Request
Extract each row in which the word "additive" appears, treating uppercase and lowercase letters as different.

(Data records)
>>>>>

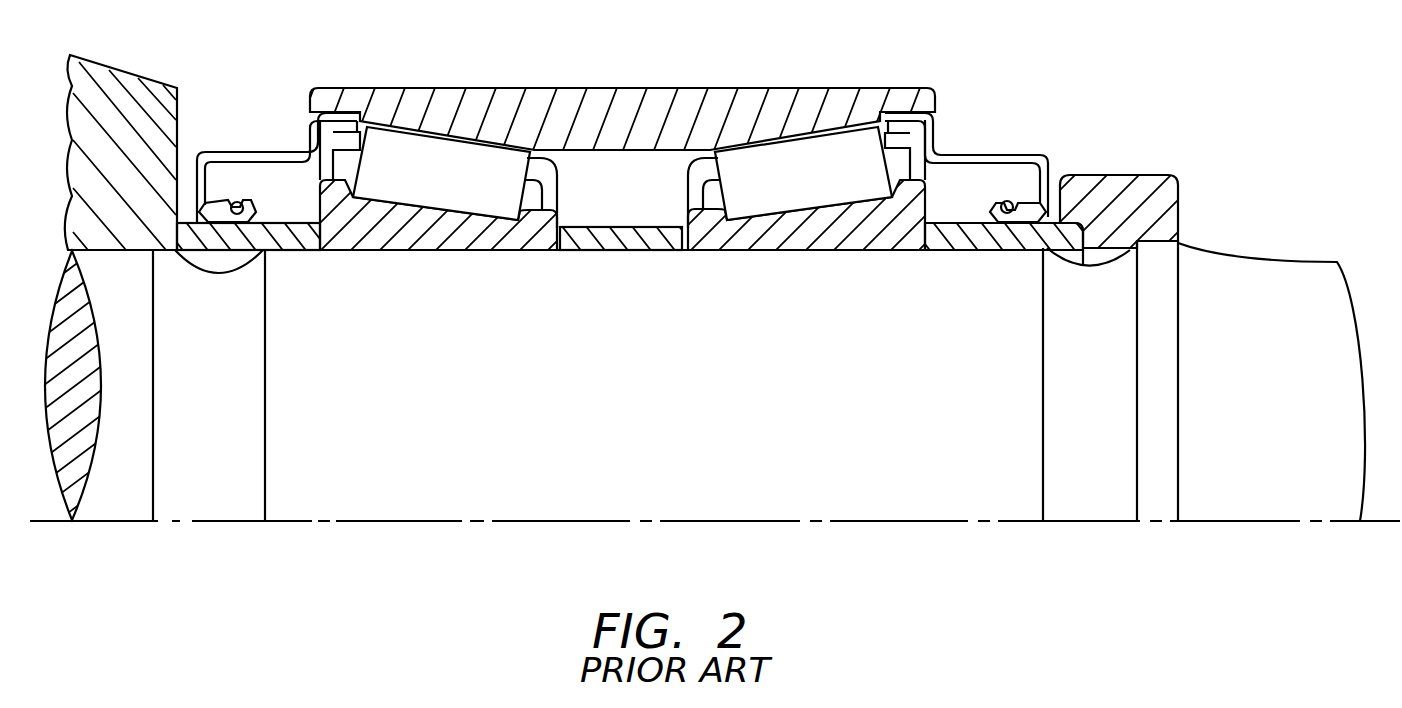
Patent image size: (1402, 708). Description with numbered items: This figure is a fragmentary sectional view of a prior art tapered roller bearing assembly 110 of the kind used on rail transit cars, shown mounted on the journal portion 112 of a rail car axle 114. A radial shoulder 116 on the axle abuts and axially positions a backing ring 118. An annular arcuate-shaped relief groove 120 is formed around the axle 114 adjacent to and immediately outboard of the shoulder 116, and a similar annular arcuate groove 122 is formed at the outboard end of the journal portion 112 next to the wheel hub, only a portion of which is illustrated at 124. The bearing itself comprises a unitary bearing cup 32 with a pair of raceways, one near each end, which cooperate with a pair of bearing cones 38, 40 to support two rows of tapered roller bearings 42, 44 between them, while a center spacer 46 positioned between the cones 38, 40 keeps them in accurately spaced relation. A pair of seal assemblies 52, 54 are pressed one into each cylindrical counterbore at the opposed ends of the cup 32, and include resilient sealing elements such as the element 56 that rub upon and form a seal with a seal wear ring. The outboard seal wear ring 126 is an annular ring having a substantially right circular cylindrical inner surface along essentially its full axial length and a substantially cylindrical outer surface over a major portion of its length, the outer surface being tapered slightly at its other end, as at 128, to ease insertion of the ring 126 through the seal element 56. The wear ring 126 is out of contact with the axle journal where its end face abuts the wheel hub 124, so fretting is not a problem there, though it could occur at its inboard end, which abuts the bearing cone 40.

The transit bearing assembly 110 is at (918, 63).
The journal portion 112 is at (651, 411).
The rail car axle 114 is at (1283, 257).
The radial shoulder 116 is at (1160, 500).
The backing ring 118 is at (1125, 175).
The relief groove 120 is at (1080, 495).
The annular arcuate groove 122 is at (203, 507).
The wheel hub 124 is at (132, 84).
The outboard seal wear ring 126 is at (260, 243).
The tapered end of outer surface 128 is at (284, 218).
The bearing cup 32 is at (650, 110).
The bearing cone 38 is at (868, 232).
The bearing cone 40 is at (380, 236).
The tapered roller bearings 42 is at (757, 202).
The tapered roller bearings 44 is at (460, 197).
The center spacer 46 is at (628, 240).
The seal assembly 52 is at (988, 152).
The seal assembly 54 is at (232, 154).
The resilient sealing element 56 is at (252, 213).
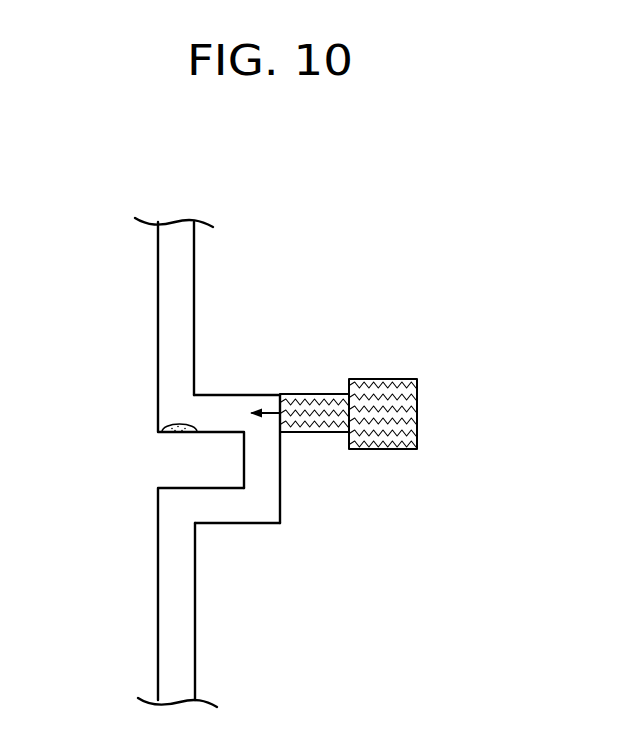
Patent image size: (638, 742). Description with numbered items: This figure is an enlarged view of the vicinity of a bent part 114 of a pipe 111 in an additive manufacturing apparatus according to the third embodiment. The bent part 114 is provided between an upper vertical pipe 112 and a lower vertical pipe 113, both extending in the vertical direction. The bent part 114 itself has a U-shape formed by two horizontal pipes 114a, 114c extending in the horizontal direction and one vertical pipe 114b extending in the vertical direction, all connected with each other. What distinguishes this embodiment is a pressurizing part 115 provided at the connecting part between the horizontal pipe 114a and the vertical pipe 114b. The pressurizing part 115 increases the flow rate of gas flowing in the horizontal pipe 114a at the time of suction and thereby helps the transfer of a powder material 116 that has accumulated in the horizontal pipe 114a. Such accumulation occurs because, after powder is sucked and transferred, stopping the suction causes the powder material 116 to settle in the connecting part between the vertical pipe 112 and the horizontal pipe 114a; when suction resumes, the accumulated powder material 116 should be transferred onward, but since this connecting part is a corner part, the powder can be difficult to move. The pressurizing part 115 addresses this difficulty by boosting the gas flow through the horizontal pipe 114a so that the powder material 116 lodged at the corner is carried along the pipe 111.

<<<<<

Solution to this task
Patent image size: (638, 742). Description with numbered items: This figure is an enlarged view of the vicinity of a bent part 114 of a pipe 111 in an additive manufacturing apparatus according to the third embodiment. The bent part 114 is provided between an upper vertical pipe 112 and a lower vertical pipe 113, both extending in the vertical direction. The bent part 114 itself has a U-shape formed by two horizontal pipes 114a, 114c extending in the horizontal direction and one vertical pipe 114b extending in the vertical direction, all connected with each other. What distinguishes this embodiment is a pressurizing part 115 provided at the connecting part between the horizontal pipe 114a and the vertical pipe 114b. The pressurizing part 115 increases the flow rate of gas flowing in the horizontal pipe 114a at the time of suction and thereby helps the transfer of a powder material 116 that has accumulated in the horizontal pipe 114a. Such accumulation occurs because, after powder is sucked and transferred, stopping the suction causes the powder material 116 to settle in the connecting part between the vertical pipe 112 and the horizontal pipe 114a; when suction resumes, the accumulated powder material 116 should be transferred onward, but since this connecting part is a corner part, the powder can be difficult to move. The pressurizing part 115 addresses this difficulty by boosting the gas flow through the horizontal pipe 114a so that the powder material 116 lodged at the corner is carried along the pipe 111.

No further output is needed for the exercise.